### Given instruction:
Search the material for the string "term", then report how many lines hold it, with no other text.

### Given entries:

⁂

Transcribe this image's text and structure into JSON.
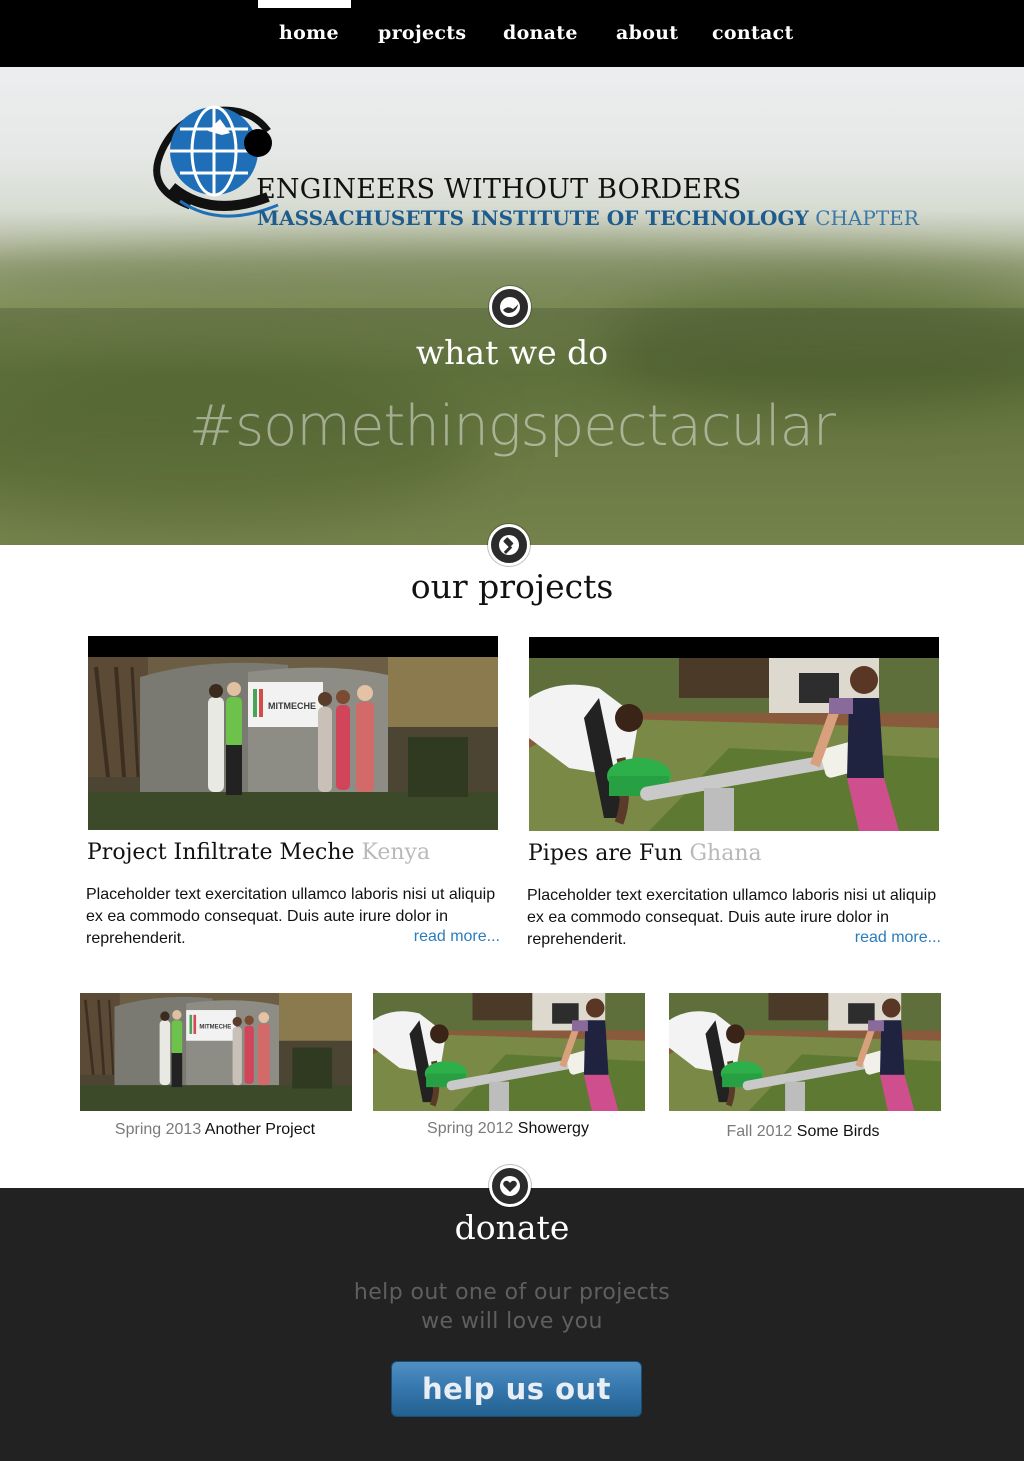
{
  "nav": {
    "items": [
      {
        "label": "home",
        "active": true
      },
      {
        "label": "projects"
      },
      {
        "label": "donate"
      },
      {
        "label": "about"
      },
      {
        "label": "contact"
      }
    ]
  },
  "hero": {
    "org_name": "ENGINEERS WITHOUT BORDERS",
    "org_chapter_bold": "MASSACHUSETTS INSTITUTE OF TECHNOLOGY",
    "org_chapter_light": "CHAPTER",
    "section_title": "what we do",
    "tagline": "#somethingspectacular"
  },
  "projects": {
    "section_title": "our projects",
    "featured": [
      {
        "title": "Project Infiltrate Meche",
        "location": "Kenya",
        "photo_sign_text": "MITMECHE",
        "description": "Placeholder text exercitation ullamco laboris nisi ut aliquip ex ea commodo consequat. Duis aute irure dolor in reprehenderit.",
        "link": "read more..."
      },
      {
        "title": "Pipes are Fun",
        "location": "Ghana",
        "description": "Placeholder text exercitation ullamco laboris nisi ut aliquip ex ea commodo consequat. Duis aute irure dolor in reprehenderit.",
        "link": "read more..."
      }
    ],
    "past": [
      {
        "term": "Spring 2013",
        "name": "Another Project",
        "photo_sign_text": "MITMECHE"
      },
      {
        "term": "Spring 2012",
        "name": "Showergy"
      },
      {
        "term": "Fall 2012",
        "name": "Some Birds"
      }
    ]
  },
  "donate": {
    "section_title": "donate",
    "line1": "help out one of our projects",
    "line2": "we will love you",
    "button_label": "help us out"
  },
  "icons": [
    "globe-logo-icon",
    "bird-icon",
    "gavel-icon",
    "heart-icon"
  ],
  "colors": {
    "nav_bg": "#000000",
    "brand_blue": "#1f5c8e",
    "link_blue": "#2a7dbd",
    "donate_bg": "#222222",
    "button_blue": "#3576ad"
  }
}
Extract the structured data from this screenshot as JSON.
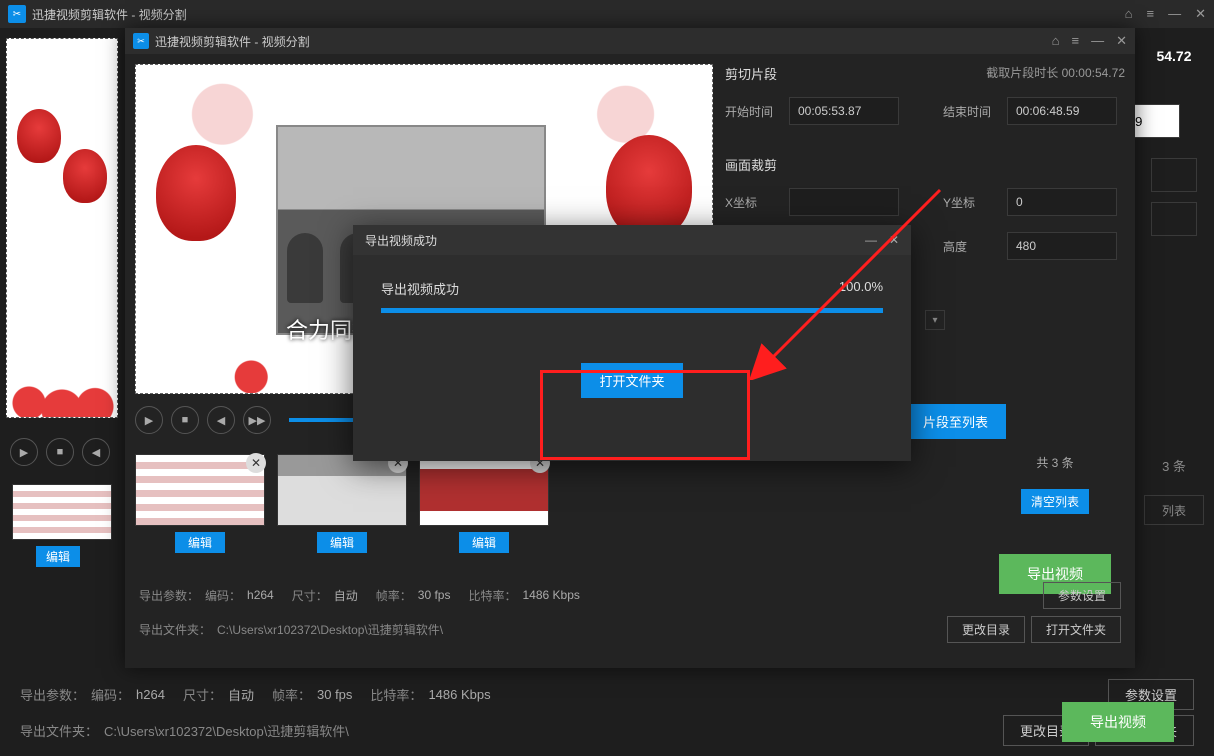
{
  "outer": {
    "title": "迅捷视频剪辑软件 - 视频分割",
    "duration_short": "54.72",
    "count_text": "3 条",
    "list_button": "列表",
    "edit_label": "编辑",
    "export_label": "导出视频",
    "params": {
      "label": "导出参数：",
      "codec_label": "编码：",
      "codec_value": "h264",
      "size_label": "尺寸：",
      "size_value": "自动",
      "fps_label": "帧率：",
      "fps_value": "30 fps",
      "bitrate_label": "比特率：",
      "bitrate_value": "1486 Kbps",
      "settings_btn": "参数设置",
      "folder_label": "导出文件夹：",
      "folder_value": "C:\\Users\\xr102372\\Desktop\\迅捷剪辑软件\\",
      "change_dir_btn": "更改目录",
      "open_folder_btn": "打开文件夹"
    },
    "field_placeholder": "9"
  },
  "inner": {
    "title": "迅捷视频剪辑软件 - 视频分割",
    "caption": "合力同行",
    "clip_section": "剪切片段",
    "duration_label": "截取片段时长",
    "duration_value": "00:00:54.72",
    "start_label": "开始时间",
    "start_value": "00:05:53.87",
    "end_label": "结束时间",
    "end_value": "00:06:48.59",
    "crop_section": "画面裁剪",
    "x_label": "X坐标",
    "y_label": "Y坐标",
    "y_value": "0",
    "height_label": "高度",
    "height_value": "480",
    "add_clip_btn": "片段至列表",
    "count_text": "共 3 条",
    "clear_btn": "清空列表",
    "export_btn": "导出视频",
    "params": {
      "label": "导出参数：",
      "codec_label": "编码：",
      "codec_value": "h264",
      "size_label": "尺寸：",
      "size_value": "自动",
      "fps_label": "帧率：",
      "fps_value": "30 fps",
      "bitrate_label": "比特率：",
      "bitrate_value": "1486 Kbps",
      "settings_btn": "参数设置",
      "folder_label": "导出文件夹：",
      "folder_value": "C:\\Users\\xr102372\\Desktop\\迅捷剪辑软件\\",
      "change_dir_btn": "更改目录",
      "open_folder_btn": "打开文件夹"
    },
    "thumb_edit": "编辑"
  },
  "modal": {
    "title": "导出视频成功",
    "message": "导出视频成功",
    "percent": "100.0%",
    "open_btn": "打开文件夹"
  },
  "icons": {
    "home": "⌂",
    "menu": "≡",
    "minimize": "—",
    "close": "✕",
    "play": "▶",
    "stop": "■",
    "prev": "◀",
    "next": "▶|",
    "step": "▶▶",
    "minimize_dash": "—",
    "dropdown": "▾",
    "scissors": "✂"
  }
}
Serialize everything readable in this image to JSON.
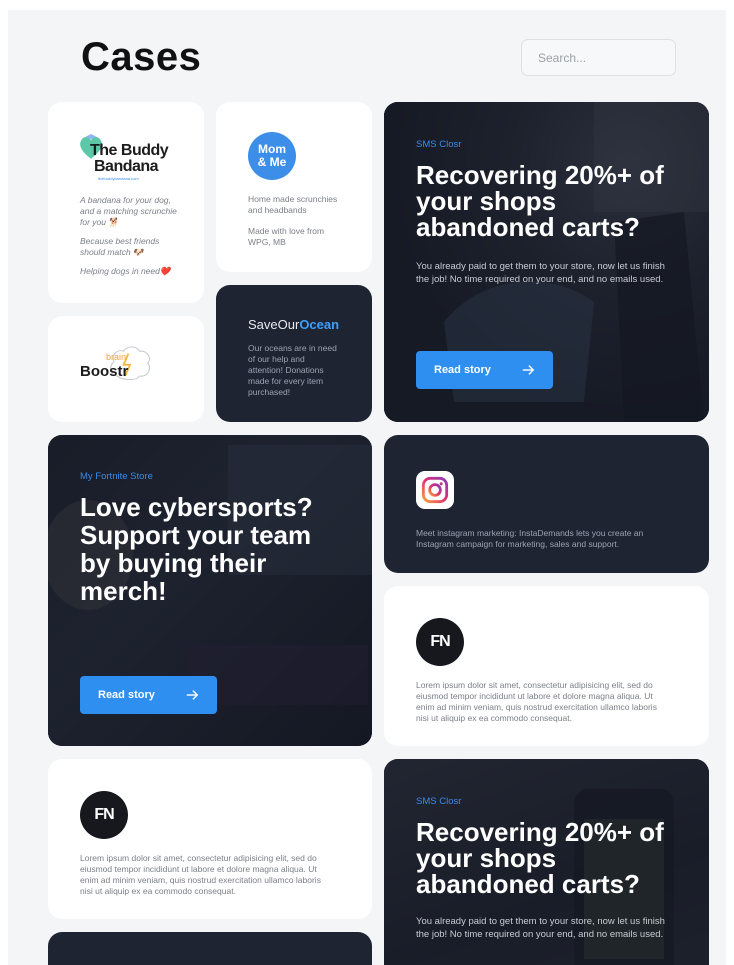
{
  "page": {
    "title": "Cases"
  },
  "search": {
    "placeholder": "Search..."
  },
  "cards": {
    "buddy": {
      "logo_line1": "The Buddy",
      "logo_line2": "Bandana",
      "logo_url": "thebuddybandana.com",
      "text1": "A bandana for your dog, and a matching scrunchie for you 🐕",
      "text2": "Because best friends should match 🐶",
      "text3": "Helping dogs in need❤️"
    },
    "mom": {
      "logo_line1": "Mom",
      "logo_line2": "& Me",
      "text1": "Home made scrunchies and headbands",
      "text2": "Made with love from WPG, MB"
    },
    "brain": {
      "logo_small": "brain",
      "logo_main": "Boostr"
    },
    "ocean": {
      "logo_prefix": "SaveOur",
      "logo_accent": "Ocean",
      "text": "Our oceans are in need of our help and attention! Donations made for every item purchased!"
    },
    "sms1": {
      "sub": "SMS Closr",
      "heading": "Recovering 20%+ of your shops abandoned carts?",
      "text": "You already paid to get them to your store, now let us finish the job! No time required on your end, and no emails used.",
      "button": "Read story"
    },
    "fortnite": {
      "sub": "My Fortnite Store",
      "heading": "Love cybersports? Support your team by buying their merch!",
      "button": "Read story"
    },
    "insta": {
      "text": "Meet instagram marketing: InstaDemands lets you create an Instagram campaign for marketing, sales and support."
    },
    "fn1": {
      "logo": "FN",
      "text": "Lorem ipsum dolor sit amet, consectetur adipisicing elit, sed do eiusmod tempor incididunt ut labore et dolore magna aliqua. Ut enim ad minim veniam, quis nostrud exercitation ullamco laboris nisi ut aliquip ex ea commodo consequat."
    },
    "fn2": {
      "logo": "FN",
      "text": "Lorem ipsum dolor sit amet, consectetur adipisicing elit, sed do eiusmod tempor incididunt ut labore et dolore magna aliqua. Ut enim ad minim veniam, quis nostrud exercitation ullamco laboris nisi ut aliquip ex ea commodo consequat."
    },
    "sms2": {
      "sub": "SMS Closr",
      "heading": "Recovering 20%+ of your shops abandoned carts?",
      "text": "You already paid to get them to your store, now let us finish the job! No time required on your end, and no emails used."
    }
  },
  "colors": {
    "accent": "#2e8ff0",
    "dark_card": "#1f2433",
    "ocean_accent": "#3aa0ff"
  }
}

⁂

### Written solution:
3